** Start Material to process **

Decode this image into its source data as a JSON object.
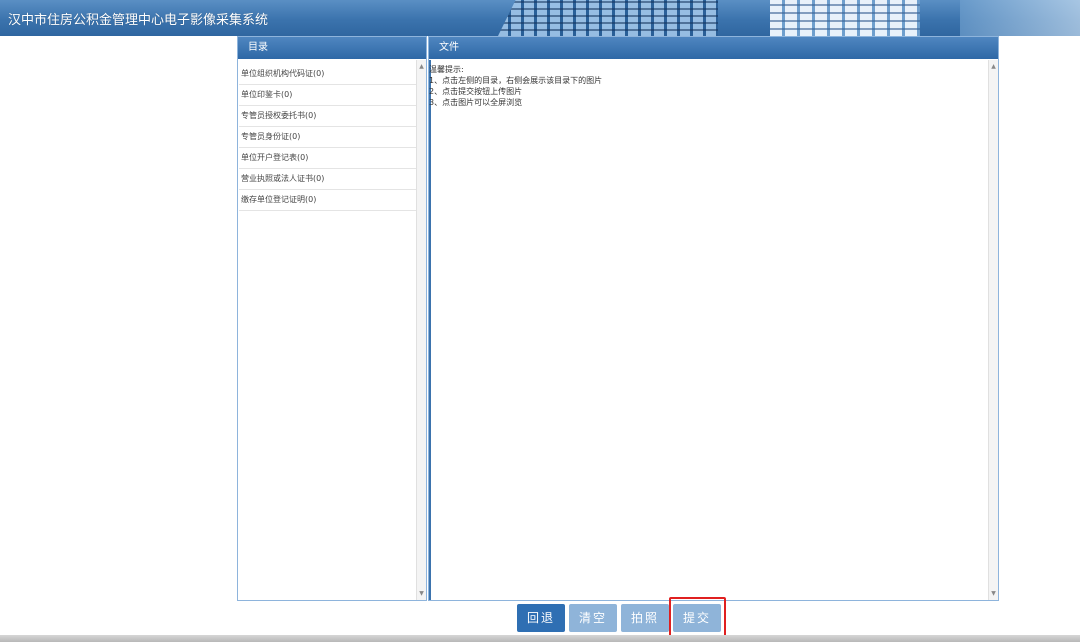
{
  "app": {
    "title": "汉中市住房公积金管理中心电子影像采集系统"
  },
  "directory": {
    "header": "目录",
    "items": [
      "单位组织机构代码证(0)",
      "单位印鉴卡(0)",
      "专管员授权委托书(0)",
      "专管员身份证(0)",
      "单位开户登记表(0)",
      "营业执照或法人证书(0)",
      "缴存单位登记证明(0)"
    ]
  },
  "files": {
    "header": "文件",
    "tips": [
      "温馨提示:",
      "1、点击左侧的目录，右侧会展示该目录下的图片",
      "2、点击提交按钮上传图片",
      "3、点击图片可以全屏浏览"
    ]
  },
  "buttons": {
    "back": "回退",
    "clear": "清空",
    "photo": "拍照",
    "submit": "提交"
  },
  "colors": {
    "header_blue": "#3b73ad",
    "active_button": "#2f6fb3",
    "inactive_button": "#8fb4d9",
    "highlight_red": "#e02020"
  }
}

** End Material to process **

* [Short problem]:
Set down every record once more, word for word, without pictures.

* [Task answer]:
Decode this image into its source data as a JSON object.
{
  "app": {
    "title": "汉中市住房公积金管理中心电子影像采集系统"
  },
  "directory": {
    "header": "目录",
    "items": [
      "单位组织机构代码证(0)",
      "单位印鉴卡(0)",
      "专管员授权委托书(0)",
      "专管员身份证(0)",
      "单位开户登记表(0)",
      "营业执照或法人证书(0)",
      "缴存单位登记证明(0)"
    ]
  },
  "files": {
    "header": "文件",
    "tips": [
      "温馨提示:",
      "1、点击左侧的目录，右侧会展示该目录下的图片",
      "2、点击提交按钮上传图片",
      "3、点击图片可以全屏浏览"
    ]
  },
  "buttons": {
    "back": "回退",
    "clear": "清空",
    "photo": "拍照",
    "submit": "提交"
  },
  "colors": {
    "header_blue": "#3b73ad",
    "active_button": "#2f6fb3",
    "inactive_button": "#8fb4d9",
    "highlight_red": "#e02020"
  }
}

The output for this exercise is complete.